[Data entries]

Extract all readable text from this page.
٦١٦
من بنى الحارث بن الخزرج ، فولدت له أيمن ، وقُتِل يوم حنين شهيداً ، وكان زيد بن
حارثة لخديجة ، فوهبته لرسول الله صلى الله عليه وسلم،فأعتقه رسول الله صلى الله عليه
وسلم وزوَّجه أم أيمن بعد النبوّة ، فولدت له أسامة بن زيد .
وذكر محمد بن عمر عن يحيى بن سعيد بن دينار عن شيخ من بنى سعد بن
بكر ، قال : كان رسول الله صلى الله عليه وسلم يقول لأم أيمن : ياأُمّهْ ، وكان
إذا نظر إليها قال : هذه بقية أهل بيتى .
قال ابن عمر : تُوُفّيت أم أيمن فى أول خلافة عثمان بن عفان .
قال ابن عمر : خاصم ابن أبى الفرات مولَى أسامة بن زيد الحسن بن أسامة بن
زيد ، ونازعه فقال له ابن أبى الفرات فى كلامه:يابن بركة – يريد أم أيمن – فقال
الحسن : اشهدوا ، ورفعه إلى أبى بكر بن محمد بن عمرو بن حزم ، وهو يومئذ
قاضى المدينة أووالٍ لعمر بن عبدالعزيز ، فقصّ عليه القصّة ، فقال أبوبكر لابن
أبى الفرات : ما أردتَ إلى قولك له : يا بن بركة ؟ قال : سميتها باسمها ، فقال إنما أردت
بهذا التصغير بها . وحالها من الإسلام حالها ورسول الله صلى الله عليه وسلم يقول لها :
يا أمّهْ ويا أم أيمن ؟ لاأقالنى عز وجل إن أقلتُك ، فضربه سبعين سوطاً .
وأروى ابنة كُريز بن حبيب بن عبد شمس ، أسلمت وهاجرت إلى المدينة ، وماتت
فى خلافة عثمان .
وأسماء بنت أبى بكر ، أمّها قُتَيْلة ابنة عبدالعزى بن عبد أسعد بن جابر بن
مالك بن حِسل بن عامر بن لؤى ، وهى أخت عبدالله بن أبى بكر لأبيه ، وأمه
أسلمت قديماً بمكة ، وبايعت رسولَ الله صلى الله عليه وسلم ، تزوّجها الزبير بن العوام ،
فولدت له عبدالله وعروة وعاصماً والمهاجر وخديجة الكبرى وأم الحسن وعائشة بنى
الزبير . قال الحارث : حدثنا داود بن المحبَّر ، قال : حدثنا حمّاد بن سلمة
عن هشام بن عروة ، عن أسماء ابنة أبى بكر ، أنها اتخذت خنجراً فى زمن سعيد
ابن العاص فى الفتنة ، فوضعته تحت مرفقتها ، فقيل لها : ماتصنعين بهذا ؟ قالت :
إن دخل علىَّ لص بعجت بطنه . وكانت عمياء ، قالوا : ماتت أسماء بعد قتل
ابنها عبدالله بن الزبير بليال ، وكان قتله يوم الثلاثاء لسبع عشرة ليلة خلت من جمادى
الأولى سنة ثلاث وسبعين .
--
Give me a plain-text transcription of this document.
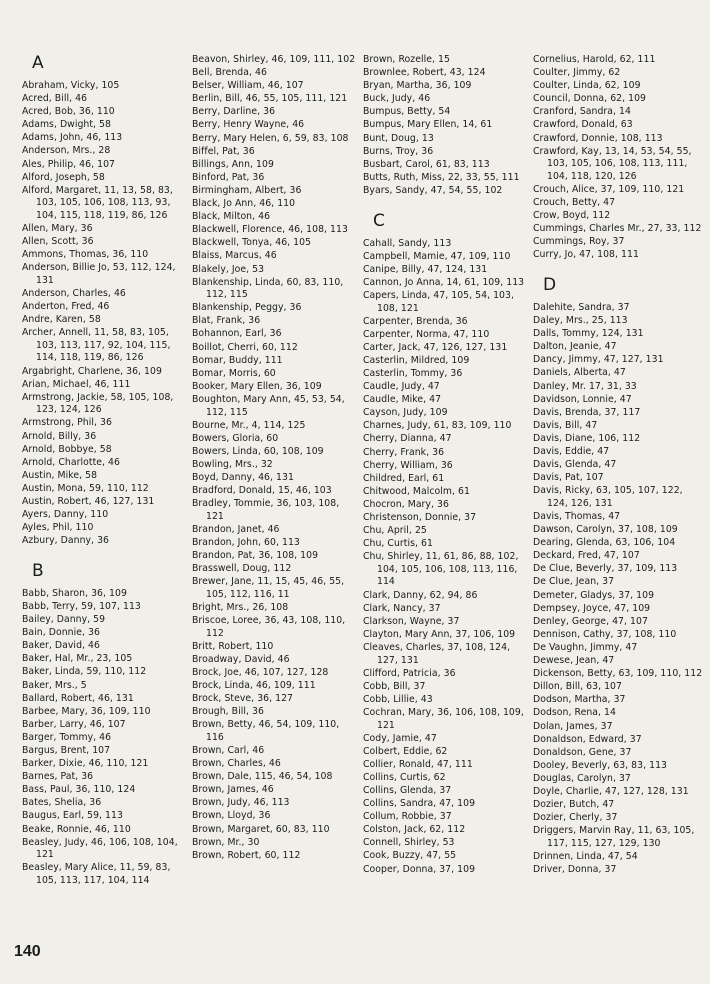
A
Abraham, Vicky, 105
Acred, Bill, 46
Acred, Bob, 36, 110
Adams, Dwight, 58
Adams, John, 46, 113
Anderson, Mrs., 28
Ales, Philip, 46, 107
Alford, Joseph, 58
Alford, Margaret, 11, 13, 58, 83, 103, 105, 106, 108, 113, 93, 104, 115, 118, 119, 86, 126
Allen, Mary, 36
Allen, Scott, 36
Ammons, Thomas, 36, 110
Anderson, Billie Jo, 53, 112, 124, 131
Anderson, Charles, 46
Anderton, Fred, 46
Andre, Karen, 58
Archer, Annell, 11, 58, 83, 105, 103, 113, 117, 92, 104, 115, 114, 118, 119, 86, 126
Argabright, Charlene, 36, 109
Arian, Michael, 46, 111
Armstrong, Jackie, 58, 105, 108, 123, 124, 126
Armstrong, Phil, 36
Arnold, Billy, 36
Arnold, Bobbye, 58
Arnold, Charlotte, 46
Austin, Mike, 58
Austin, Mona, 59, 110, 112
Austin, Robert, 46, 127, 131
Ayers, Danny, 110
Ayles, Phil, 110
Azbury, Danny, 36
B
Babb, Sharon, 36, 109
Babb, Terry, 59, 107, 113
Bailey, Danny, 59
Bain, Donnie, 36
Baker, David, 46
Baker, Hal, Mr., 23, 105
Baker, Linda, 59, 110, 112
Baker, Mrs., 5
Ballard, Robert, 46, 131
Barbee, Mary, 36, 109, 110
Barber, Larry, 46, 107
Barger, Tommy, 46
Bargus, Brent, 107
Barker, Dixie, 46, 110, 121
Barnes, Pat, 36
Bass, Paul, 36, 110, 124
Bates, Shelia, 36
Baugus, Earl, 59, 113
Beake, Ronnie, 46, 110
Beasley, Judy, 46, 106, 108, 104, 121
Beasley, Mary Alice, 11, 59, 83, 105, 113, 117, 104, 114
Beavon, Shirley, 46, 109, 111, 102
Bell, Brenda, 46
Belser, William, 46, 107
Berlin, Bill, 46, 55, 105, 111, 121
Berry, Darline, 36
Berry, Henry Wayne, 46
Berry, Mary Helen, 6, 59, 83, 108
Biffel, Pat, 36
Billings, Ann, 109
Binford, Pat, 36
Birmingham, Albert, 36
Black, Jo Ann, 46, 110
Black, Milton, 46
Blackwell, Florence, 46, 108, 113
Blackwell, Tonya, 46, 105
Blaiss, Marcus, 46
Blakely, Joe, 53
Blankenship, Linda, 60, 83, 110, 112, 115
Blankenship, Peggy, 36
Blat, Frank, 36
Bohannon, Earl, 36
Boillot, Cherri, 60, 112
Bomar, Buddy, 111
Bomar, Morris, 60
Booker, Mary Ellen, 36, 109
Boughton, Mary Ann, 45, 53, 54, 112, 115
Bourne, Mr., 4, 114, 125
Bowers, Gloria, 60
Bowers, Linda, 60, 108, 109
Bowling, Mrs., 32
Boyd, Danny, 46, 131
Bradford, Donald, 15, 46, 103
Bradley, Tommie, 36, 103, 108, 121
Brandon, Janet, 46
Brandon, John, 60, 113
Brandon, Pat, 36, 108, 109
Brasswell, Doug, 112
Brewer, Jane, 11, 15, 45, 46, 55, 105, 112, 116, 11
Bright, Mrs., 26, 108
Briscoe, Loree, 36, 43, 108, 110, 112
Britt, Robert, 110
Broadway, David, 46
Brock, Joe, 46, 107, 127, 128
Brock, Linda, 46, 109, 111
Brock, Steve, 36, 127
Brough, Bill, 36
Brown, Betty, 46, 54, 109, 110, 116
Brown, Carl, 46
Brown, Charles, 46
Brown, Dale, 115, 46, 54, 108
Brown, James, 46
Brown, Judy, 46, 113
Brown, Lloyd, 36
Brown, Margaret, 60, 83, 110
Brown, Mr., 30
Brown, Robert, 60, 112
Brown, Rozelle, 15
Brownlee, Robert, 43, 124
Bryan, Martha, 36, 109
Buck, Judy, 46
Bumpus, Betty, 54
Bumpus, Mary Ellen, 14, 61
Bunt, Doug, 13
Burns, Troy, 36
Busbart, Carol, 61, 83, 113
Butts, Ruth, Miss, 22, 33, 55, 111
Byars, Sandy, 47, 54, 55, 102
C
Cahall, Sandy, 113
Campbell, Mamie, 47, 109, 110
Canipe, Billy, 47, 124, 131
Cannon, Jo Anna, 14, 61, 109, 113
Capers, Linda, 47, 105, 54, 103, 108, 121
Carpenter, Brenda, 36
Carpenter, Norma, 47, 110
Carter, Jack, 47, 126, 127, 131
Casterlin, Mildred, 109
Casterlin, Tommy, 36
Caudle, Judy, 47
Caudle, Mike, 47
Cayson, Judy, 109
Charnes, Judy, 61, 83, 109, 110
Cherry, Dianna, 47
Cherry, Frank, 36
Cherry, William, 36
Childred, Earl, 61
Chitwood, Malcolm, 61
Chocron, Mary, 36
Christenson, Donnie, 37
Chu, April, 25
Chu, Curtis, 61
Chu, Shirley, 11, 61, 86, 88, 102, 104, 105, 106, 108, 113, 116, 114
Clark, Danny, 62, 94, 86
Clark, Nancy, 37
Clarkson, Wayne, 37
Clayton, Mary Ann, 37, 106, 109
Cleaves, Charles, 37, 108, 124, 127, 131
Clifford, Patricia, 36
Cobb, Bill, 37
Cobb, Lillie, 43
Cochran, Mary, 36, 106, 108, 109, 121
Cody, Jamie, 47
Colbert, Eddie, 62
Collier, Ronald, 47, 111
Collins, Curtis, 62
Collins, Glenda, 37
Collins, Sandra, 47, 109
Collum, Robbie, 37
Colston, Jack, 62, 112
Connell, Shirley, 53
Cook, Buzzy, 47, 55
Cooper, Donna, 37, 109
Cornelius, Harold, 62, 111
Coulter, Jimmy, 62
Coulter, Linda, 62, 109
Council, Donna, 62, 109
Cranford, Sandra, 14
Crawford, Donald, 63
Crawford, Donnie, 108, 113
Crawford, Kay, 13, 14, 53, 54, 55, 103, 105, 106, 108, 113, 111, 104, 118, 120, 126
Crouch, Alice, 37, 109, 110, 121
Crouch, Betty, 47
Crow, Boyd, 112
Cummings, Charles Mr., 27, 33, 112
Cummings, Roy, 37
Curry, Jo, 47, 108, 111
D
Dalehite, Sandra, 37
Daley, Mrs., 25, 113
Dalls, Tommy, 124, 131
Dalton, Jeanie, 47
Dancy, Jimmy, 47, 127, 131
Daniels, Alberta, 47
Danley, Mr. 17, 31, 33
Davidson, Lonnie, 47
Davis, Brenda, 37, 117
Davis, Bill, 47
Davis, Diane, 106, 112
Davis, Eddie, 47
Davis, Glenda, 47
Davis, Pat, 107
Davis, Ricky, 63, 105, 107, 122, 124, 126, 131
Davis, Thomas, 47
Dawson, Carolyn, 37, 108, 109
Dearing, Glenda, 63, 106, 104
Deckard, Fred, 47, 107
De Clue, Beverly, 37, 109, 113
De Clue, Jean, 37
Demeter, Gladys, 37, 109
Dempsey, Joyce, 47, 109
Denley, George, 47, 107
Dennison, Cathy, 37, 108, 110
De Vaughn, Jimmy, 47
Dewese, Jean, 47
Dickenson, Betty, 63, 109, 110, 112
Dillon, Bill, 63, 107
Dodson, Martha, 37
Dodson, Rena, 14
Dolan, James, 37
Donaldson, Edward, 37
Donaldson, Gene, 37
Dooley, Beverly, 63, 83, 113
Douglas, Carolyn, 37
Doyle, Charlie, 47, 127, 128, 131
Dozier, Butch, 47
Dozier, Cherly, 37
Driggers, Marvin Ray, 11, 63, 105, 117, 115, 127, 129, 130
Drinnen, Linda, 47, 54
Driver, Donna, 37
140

## Exercise prompt
The lines to collect are those holding the string "Austin"; copy them all.

## Exercise response
Austin, Mike, 58
Austin, Mona, 59, 110, 112
Austin, Robert, 46, 127, 131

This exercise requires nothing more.